Entries from a visual dataset:
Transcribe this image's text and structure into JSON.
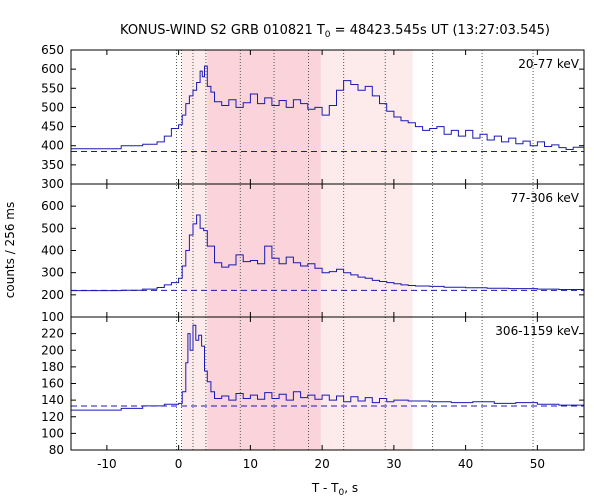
{
  "chart_data": {
    "type": "line",
    "title_main": "KONUS-WIND S2 GRB 010821 T",
    "title_sub": "0",
    "title_rest": " = 48423.545s UT (13:27:03.545)",
    "xlabel_main": "T - T",
    "xlabel_sub": "0",
    "xlabel_rest": ", s",
    "ylabel": "counts / 256 ms",
    "xlim": [
      -15,
      56.5
    ],
    "x_ticks": [
      -10,
      0,
      10,
      20,
      30,
      40,
      50
    ],
    "colors": {
      "series": "#1a1ab4",
      "background_line": "#1a1ab4",
      "shade_light": "#fdeaea",
      "shade_dark": "#fbd3da",
      "vlines": "#555555"
    },
    "shaded_regions": [
      {
        "x0": 0.5,
        "x1": 32.6,
        "intensity": "light"
      },
      {
        "x0": 4.0,
        "x1": 19.8,
        "intensity": "dark"
      }
    ],
    "vertical_lines": [
      -0.3,
      0.4,
      2.0,
      3.8,
      8.6,
      13.3,
      18.1,
      23.0,
      28.8,
      35.4,
      42.3,
      49.4
    ],
    "panels": [
      {
        "label": "20-77 keV",
        "ylim": [
          300,
          650
        ],
        "y_ticks": [
          300,
          350,
          400,
          450,
          500,
          550,
          600,
          650
        ],
        "background_level": 385,
        "points": [
          [
            -15,
            392
          ],
          [
            -8,
            400
          ],
          [
            -5,
            404
          ],
          [
            -3,
            410
          ],
          [
            -2,
            425
          ],
          [
            -1,
            445
          ],
          [
            0,
            455
          ],
          [
            0.5,
            480
          ],
          [
            1,
            510
          ],
          [
            1.5,
            530
          ],
          [
            2,
            545
          ],
          [
            2.5,
            565
          ],
          [
            3,
            595
          ],
          [
            3.3,
            580
          ],
          [
            3.6,
            608
          ],
          [
            4,
            555
          ],
          [
            4.5,
            540
          ],
          [
            5,
            515
          ],
          [
            6,
            505
          ],
          [
            7,
            520
          ],
          [
            8,
            500
          ],
          [
            9,
            512
          ],
          [
            10,
            535
          ],
          [
            11,
            510
          ],
          [
            12,
            525
          ],
          [
            13,
            505
          ],
          [
            14,
            518
          ],
          [
            15,
            500
          ],
          [
            16,
            520
          ],
          [
            17,
            510
          ],
          [
            18,
            495
          ],
          [
            19,
            500
          ],
          [
            20,
            480
          ],
          [
            21,
            505
          ],
          [
            22,
            545
          ],
          [
            23,
            570
          ],
          [
            24,
            560
          ],
          [
            25,
            545
          ],
          [
            26,
            555
          ],
          [
            27,
            530
          ],
          [
            28,
            510
          ],
          [
            29,
            490
          ],
          [
            30,
            475
          ],
          [
            31,
            465
          ],
          [
            32,
            460
          ],
          [
            33,
            450
          ],
          [
            34,
            440
          ],
          [
            35,
            445
          ],
          [
            36,
            450
          ],
          [
            37,
            430
          ],
          [
            38,
            440
          ],
          [
            39,
            425
          ],
          [
            40,
            440
          ],
          [
            41,
            420
          ],
          [
            42,
            430
          ],
          [
            43,
            415
          ],
          [
            44,
            425
          ],
          [
            45,
            410
          ],
          [
            46,
            420
          ],
          [
            47,
            405
          ],
          [
            48,
            412
          ],
          [
            49,
            400
          ],
          [
            50,
            410
          ],
          [
            51,
            398
          ],
          [
            52,
            402
          ],
          [
            53,
            395
          ],
          [
            54,
            390
          ],
          [
            55,
            396
          ],
          [
            56.5,
            393
          ]
        ]
      },
      {
        "label": "77-306 keV",
        "ylim": [
          100,
          700
        ],
        "y_ticks": [
          100,
          200,
          300,
          400,
          500,
          600
        ],
        "background_level": 220,
        "points": [
          [
            -15,
            219
          ],
          [
            -8,
            221
          ],
          [
            -5,
            226
          ],
          [
            -3,
            233
          ],
          [
            -2,
            245
          ],
          [
            -1,
            255
          ],
          [
            0,
            275
          ],
          [
            0.5,
            330
          ],
          [
            1,
            400
          ],
          [
            1.5,
            470
          ],
          [
            2,
            520
          ],
          [
            2.5,
            560
          ],
          [
            3,
            500
          ],
          [
            3.5,
            490
          ],
          [
            4,
            420
          ],
          [
            5,
            345
          ],
          [
            6,
            325
          ],
          [
            7,
            335
          ],
          [
            8,
            380
          ],
          [
            9,
            350
          ],
          [
            10,
            355
          ],
          [
            11,
            340
          ],
          [
            12,
            420
          ],
          [
            13,
            365
          ],
          [
            14,
            340
          ],
          [
            15,
            370
          ],
          [
            16,
            345
          ],
          [
            17,
            330
          ],
          [
            18,
            340
          ],
          [
            19,
            320
          ],
          [
            20,
            300
          ],
          [
            21,
            305
          ],
          [
            22,
            315
          ],
          [
            23,
            300
          ],
          [
            24,
            290
          ],
          [
            25,
            280
          ],
          [
            26,
            275
          ],
          [
            27,
            265
          ],
          [
            28,
            260
          ],
          [
            29,
            255
          ],
          [
            30,
            250
          ],
          [
            31,
            245
          ],
          [
            32,
            242
          ],
          [
            33,
            240
          ],
          [
            35,
            238
          ],
          [
            37,
            234
          ],
          [
            40,
            232
          ],
          [
            43,
            230
          ],
          [
            46,
            228
          ],
          [
            50,
            226
          ],
          [
            53,
            224
          ],
          [
            56.5,
            222
          ]
        ]
      },
      {
        "label": "306-1159 keV",
        "ylim": [
          80,
          240
        ],
        "y_ticks": [
          80,
          100,
          120,
          140,
          160,
          180,
          200,
          220
        ],
        "background_level": 133,
        "points": [
          [
            -15,
            128
          ],
          [
            -8,
            130
          ],
          [
            -5,
            133
          ],
          [
            -2,
            135
          ],
          [
            -1,
            135
          ],
          [
            0,
            136
          ],
          [
            0.5,
            150
          ],
          [
            1,
            185
          ],
          [
            1.3,
            220
          ],
          [
            1.6,
            200
          ],
          [
            2,
            230
          ],
          [
            2.4,
            212
          ],
          [
            2.8,
            218
          ],
          [
            3.2,
            205
          ],
          [
            3.6,
            175
          ],
          [
            4,
            162
          ],
          [
            4.5,
            150
          ],
          [
            5,
            142
          ],
          [
            6,
            145
          ],
          [
            7,
            140
          ],
          [
            8,
            148
          ],
          [
            9,
            142
          ],
          [
            10,
            146
          ],
          [
            11,
            141
          ],
          [
            12,
            149
          ],
          [
            13,
            142
          ],
          [
            14,
            147
          ],
          [
            15,
            140
          ],
          [
            16,
            150
          ],
          [
            17,
            143
          ],
          [
            18,
            146
          ],
          [
            19,
            141
          ],
          [
            20,
            146
          ],
          [
            21,
            140
          ],
          [
            22,
            145
          ],
          [
            23,
            138
          ],
          [
            24,
            144
          ],
          [
            25,
            139
          ],
          [
            26,
            143
          ],
          [
            27,
            137
          ],
          [
            28,
            142
          ],
          [
            29,
            138
          ],
          [
            30,
            140
          ],
          [
            32,
            139
          ],
          [
            35,
            138
          ],
          [
            38,
            137
          ],
          [
            41,
            138
          ],
          [
            44,
            136
          ],
          [
            47,
            137
          ],
          [
            50,
            135
          ],
          [
            53,
            134
          ],
          [
            56.5,
            133
          ]
        ]
      }
    ]
  }
}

Exercise aim:
Omit the pictures, and quote the material above exactly as given.

Task response:
Transcribe this image's text and structure into JSON.
{
  "chart_data": {
    "type": "line",
    "title_main": "KONUS-WIND S2 GRB 010821 T",
    "title_sub": "0",
    "title_rest": " = 48423.545s UT (13:27:03.545)",
    "xlabel_main": "T - T",
    "xlabel_sub": "0",
    "xlabel_rest": ", s",
    "ylabel": "counts / 256 ms",
    "xlim": [
      -15,
      56.5
    ],
    "x_ticks": [
      -10,
      0,
      10,
      20,
      30,
      40,
      50
    ],
    "colors": {
      "series": "#1a1ab4",
      "background_line": "#1a1ab4",
      "shade_light": "#fdeaea",
      "shade_dark": "#fbd3da",
      "vlines": "#555555"
    },
    "shaded_regions": [
      {
        "x0": 0.5,
        "x1": 32.6,
        "intensity": "light"
      },
      {
        "x0": 4.0,
        "x1": 19.8,
        "intensity": "dark"
      }
    ],
    "vertical_lines": [
      -0.3,
      0.4,
      2.0,
      3.8,
      8.6,
      13.3,
      18.1,
      23.0,
      28.8,
      35.4,
      42.3,
      49.4
    ],
    "panels": [
      {
        "label": "20-77 keV",
        "ylim": [
          300,
          650
        ],
        "y_ticks": [
          300,
          350,
          400,
          450,
          500,
          550,
          600,
          650
        ],
        "background_level": 385,
        "points": [
          [
            -15,
            392
          ],
          [
            -8,
            400
          ],
          [
            -5,
            404
          ],
          [
            -3,
            410
          ],
          [
            -2,
            425
          ],
          [
            -1,
            445
          ],
          [
            0,
            455
          ],
          [
            0.5,
            480
          ],
          [
            1,
            510
          ],
          [
            1.5,
            530
          ],
          [
            2,
            545
          ],
          [
            2.5,
            565
          ],
          [
            3,
            595
          ],
          [
            3.3,
            580
          ],
          [
            3.6,
            608
          ],
          [
            4,
            555
          ],
          [
            4.5,
            540
          ],
          [
            5,
            515
          ],
          [
            6,
            505
          ],
          [
            7,
            520
          ],
          [
            8,
            500
          ],
          [
            9,
            512
          ],
          [
            10,
            535
          ],
          [
            11,
            510
          ],
          [
            12,
            525
          ],
          [
            13,
            505
          ],
          [
            14,
            518
          ],
          [
            15,
            500
          ],
          [
            16,
            520
          ],
          [
            17,
            510
          ],
          [
            18,
            495
          ],
          [
            19,
            500
          ],
          [
            20,
            480
          ],
          [
            21,
            505
          ],
          [
            22,
            545
          ],
          [
            23,
            570
          ],
          [
            24,
            560
          ],
          [
            25,
            545
          ],
          [
            26,
            555
          ],
          [
            27,
            530
          ],
          [
            28,
            510
          ],
          [
            29,
            490
          ],
          [
            30,
            475
          ],
          [
            31,
            465
          ],
          [
            32,
            460
          ],
          [
            33,
            450
          ],
          [
            34,
            440
          ],
          [
            35,
            445
          ],
          [
            36,
            450
          ],
          [
            37,
            430
          ],
          [
            38,
            440
          ],
          [
            39,
            425
          ],
          [
            40,
            440
          ],
          [
            41,
            420
          ],
          [
            42,
            430
          ],
          [
            43,
            415
          ],
          [
            44,
            425
          ],
          [
            45,
            410
          ],
          [
            46,
            420
          ],
          [
            47,
            405
          ],
          [
            48,
            412
          ],
          [
            49,
            400
          ],
          [
            50,
            410
          ],
          [
            51,
            398
          ],
          [
            52,
            402
          ],
          [
            53,
            395
          ],
          [
            54,
            390
          ],
          [
            55,
            396
          ],
          [
            56.5,
            393
          ]
        ]
      },
      {
        "label": "77-306 keV",
        "ylim": [
          100,
          700
        ],
        "y_ticks": [
          100,
          200,
          300,
          400,
          500,
          600
        ],
        "background_level": 220,
        "points": [
          [
            -15,
            219
          ],
          [
            -8,
            221
          ],
          [
            -5,
            226
          ],
          [
            -3,
            233
          ],
          [
            -2,
            245
          ],
          [
            -1,
            255
          ],
          [
            0,
            275
          ],
          [
            0.5,
            330
          ],
          [
            1,
            400
          ],
          [
            1.5,
            470
          ],
          [
            2,
            520
          ],
          [
            2.5,
            560
          ],
          [
            3,
            500
          ],
          [
            3.5,
            490
          ],
          [
            4,
            420
          ],
          [
            5,
            345
          ],
          [
            6,
            325
          ],
          [
            7,
            335
          ],
          [
            8,
            380
          ],
          [
            9,
            350
          ],
          [
            10,
            355
          ],
          [
            11,
            340
          ],
          [
            12,
            420
          ],
          [
            13,
            365
          ],
          [
            14,
            340
          ],
          [
            15,
            370
          ],
          [
            16,
            345
          ],
          [
            17,
            330
          ],
          [
            18,
            340
          ],
          [
            19,
            320
          ],
          [
            20,
            300
          ],
          [
            21,
            305
          ],
          [
            22,
            315
          ],
          [
            23,
            300
          ],
          [
            24,
            290
          ],
          [
            25,
            280
          ],
          [
            26,
            275
          ],
          [
            27,
            265
          ],
          [
            28,
            260
          ],
          [
            29,
            255
          ],
          [
            30,
            250
          ],
          [
            31,
            245
          ],
          [
            32,
            242
          ],
          [
            33,
            240
          ],
          [
            35,
            238
          ],
          [
            37,
            234
          ],
          [
            40,
            232
          ],
          [
            43,
            230
          ],
          [
            46,
            228
          ],
          [
            50,
            226
          ],
          [
            53,
            224
          ],
          [
            56.5,
            222
          ]
        ]
      },
      {
        "label": "306-1159 keV",
        "ylim": [
          80,
          240
        ],
        "y_ticks": [
          80,
          100,
          120,
          140,
          160,
          180,
          200,
          220
        ],
        "background_level": 133,
        "points": [
          [
            -15,
            128
          ],
          [
            -8,
            130
          ],
          [
            -5,
            133
          ],
          [
            -2,
            135
          ],
          [
            -1,
            135
          ],
          [
            0,
            136
          ],
          [
            0.5,
            150
          ],
          [
            1,
            185
          ],
          [
            1.3,
            220
          ],
          [
            1.6,
            200
          ],
          [
            2,
            230
          ],
          [
            2.4,
            212
          ],
          [
            2.8,
            218
          ],
          [
            3.2,
            205
          ],
          [
            3.6,
            175
          ],
          [
            4,
            162
          ],
          [
            4.5,
            150
          ],
          [
            5,
            142
          ],
          [
            6,
            145
          ],
          [
            7,
            140
          ],
          [
            8,
            148
          ],
          [
            9,
            142
          ],
          [
            10,
            146
          ],
          [
            11,
            141
          ],
          [
            12,
            149
          ],
          [
            13,
            142
          ],
          [
            14,
            147
          ],
          [
            15,
            140
          ],
          [
            16,
            150
          ],
          [
            17,
            143
          ],
          [
            18,
            146
          ],
          [
            19,
            141
          ],
          [
            20,
            146
          ],
          [
            21,
            140
          ],
          [
            22,
            145
          ],
          [
            23,
            138
          ],
          [
            24,
            144
          ],
          [
            25,
            139
          ],
          [
            26,
            143
          ],
          [
            27,
            137
          ],
          [
            28,
            142
          ],
          [
            29,
            138
          ],
          [
            30,
            140
          ],
          [
            32,
            139
          ],
          [
            35,
            138
          ],
          [
            38,
            137
          ],
          [
            41,
            138
          ],
          [
            44,
            136
          ],
          [
            47,
            137
          ],
          [
            50,
            135
          ],
          [
            53,
            134
          ],
          [
            56.5,
            133
          ]
        ]
      }
    ]
  }
}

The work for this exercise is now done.